> Supplied records:
------------

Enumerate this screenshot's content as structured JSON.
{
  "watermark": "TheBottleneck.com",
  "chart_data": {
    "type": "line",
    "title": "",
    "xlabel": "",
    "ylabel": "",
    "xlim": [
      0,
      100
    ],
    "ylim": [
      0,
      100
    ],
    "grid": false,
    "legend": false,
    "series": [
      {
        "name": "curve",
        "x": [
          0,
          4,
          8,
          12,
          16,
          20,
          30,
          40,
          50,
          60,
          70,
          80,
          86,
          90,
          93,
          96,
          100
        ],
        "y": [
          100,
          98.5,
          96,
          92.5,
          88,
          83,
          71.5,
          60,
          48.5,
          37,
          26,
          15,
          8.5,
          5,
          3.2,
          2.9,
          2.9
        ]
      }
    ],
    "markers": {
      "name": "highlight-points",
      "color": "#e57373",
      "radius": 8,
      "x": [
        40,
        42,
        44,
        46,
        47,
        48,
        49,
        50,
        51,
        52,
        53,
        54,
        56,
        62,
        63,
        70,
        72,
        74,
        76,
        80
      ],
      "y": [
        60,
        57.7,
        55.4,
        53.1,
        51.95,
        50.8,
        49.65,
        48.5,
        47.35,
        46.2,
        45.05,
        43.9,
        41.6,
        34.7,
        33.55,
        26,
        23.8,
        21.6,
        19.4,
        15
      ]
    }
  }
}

------------

> What needs to be done: Write the data from above out again, exactly.

> Final result:
Enumerate this screenshot's content as structured JSON.
{
  "watermark": "TheBottleneck.com",
  "chart_data": {
    "type": "line",
    "title": "",
    "xlabel": "",
    "ylabel": "",
    "xlim": [
      0,
      100
    ],
    "ylim": [
      0,
      100
    ],
    "grid": false,
    "legend": false,
    "series": [
      {
        "name": "curve",
        "x": [
          0,
          4,
          8,
          12,
          16,
          20,
          30,
          40,
          50,
          60,
          70,
          80,
          86,
          90,
          93,
          96,
          100
        ],
        "y": [
          100,
          98.5,
          96,
          92.5,
          88,
          83,
          71.5,
          60,
          48.5,
          37,
          26,
          15,
          8.5,
          5,
          3.2,
          2.9,
          2.9
        ]
      }
    ],
    "markers": {
      "name": "highlight-points",
      "color": "#e57373",
      "radius": 8,
      "x": [
        40,
        42,
        44,
        46,
        47,
        48,
        49,
        50,
        51,
        52,
        53,
        54,
        56,
        62,
        63,
        70,
        72,
        74,
        76,
        80
      ],
      "y": [
        60,
        57.7,
        55.4,
        53.1,
        51.95,
        50.8,
        49.65,
        48.5,
        47.35,
        46.2,
        45.05,
        43.9,
        41.6,
        34.7,
        33.55,
        26,
        23.8,
        21.6,
        19.4,
        15
      ]
    }
  }
}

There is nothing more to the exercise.